#### SOURCE DATA
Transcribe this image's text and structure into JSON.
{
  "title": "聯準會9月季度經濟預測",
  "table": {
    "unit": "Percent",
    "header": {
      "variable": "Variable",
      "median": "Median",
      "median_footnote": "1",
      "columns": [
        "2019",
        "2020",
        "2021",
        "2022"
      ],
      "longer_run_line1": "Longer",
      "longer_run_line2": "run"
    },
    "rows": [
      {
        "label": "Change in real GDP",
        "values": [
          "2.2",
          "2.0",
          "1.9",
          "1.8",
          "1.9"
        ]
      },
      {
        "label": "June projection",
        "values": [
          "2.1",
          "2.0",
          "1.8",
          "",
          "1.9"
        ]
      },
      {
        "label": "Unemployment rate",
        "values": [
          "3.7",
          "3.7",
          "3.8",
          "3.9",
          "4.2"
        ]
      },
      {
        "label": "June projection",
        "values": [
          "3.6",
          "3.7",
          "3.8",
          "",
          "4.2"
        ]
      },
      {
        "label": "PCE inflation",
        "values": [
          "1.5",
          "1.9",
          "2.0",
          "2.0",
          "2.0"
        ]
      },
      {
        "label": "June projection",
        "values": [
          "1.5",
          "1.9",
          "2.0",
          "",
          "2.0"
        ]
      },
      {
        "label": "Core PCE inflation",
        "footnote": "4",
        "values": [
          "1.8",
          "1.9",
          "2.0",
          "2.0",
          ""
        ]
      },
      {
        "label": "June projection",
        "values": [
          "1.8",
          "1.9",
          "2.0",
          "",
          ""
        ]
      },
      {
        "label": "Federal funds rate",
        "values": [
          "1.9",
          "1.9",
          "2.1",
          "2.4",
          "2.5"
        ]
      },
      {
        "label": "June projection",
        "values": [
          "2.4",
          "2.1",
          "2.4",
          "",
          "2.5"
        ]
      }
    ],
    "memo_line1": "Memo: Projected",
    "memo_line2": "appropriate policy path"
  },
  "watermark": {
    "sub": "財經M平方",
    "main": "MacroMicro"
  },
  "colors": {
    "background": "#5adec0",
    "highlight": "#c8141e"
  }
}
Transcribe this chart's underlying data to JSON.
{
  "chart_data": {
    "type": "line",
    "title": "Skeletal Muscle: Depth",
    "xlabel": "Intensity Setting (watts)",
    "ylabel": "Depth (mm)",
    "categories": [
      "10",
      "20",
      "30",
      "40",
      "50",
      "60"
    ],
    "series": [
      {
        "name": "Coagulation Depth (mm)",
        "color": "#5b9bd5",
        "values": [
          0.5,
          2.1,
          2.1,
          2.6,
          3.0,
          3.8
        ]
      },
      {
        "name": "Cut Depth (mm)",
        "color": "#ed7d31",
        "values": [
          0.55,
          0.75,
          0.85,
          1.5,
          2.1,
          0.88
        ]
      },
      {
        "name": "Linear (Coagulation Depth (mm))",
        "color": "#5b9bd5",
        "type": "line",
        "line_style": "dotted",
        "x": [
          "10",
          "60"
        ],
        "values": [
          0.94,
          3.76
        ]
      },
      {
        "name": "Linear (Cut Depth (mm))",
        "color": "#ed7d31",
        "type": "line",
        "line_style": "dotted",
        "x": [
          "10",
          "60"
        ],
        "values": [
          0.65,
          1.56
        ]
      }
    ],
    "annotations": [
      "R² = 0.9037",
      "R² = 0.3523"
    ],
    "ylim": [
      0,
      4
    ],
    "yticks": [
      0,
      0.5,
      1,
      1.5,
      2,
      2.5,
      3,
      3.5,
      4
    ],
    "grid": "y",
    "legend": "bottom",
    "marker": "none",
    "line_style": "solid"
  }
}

#### REQUIRED TASK
Find and copy each line above that includes the string "rate".

#### REPLY TO THE EXERCISE
        "label": "Unemployment rate",
        "label": "Federal funds rate",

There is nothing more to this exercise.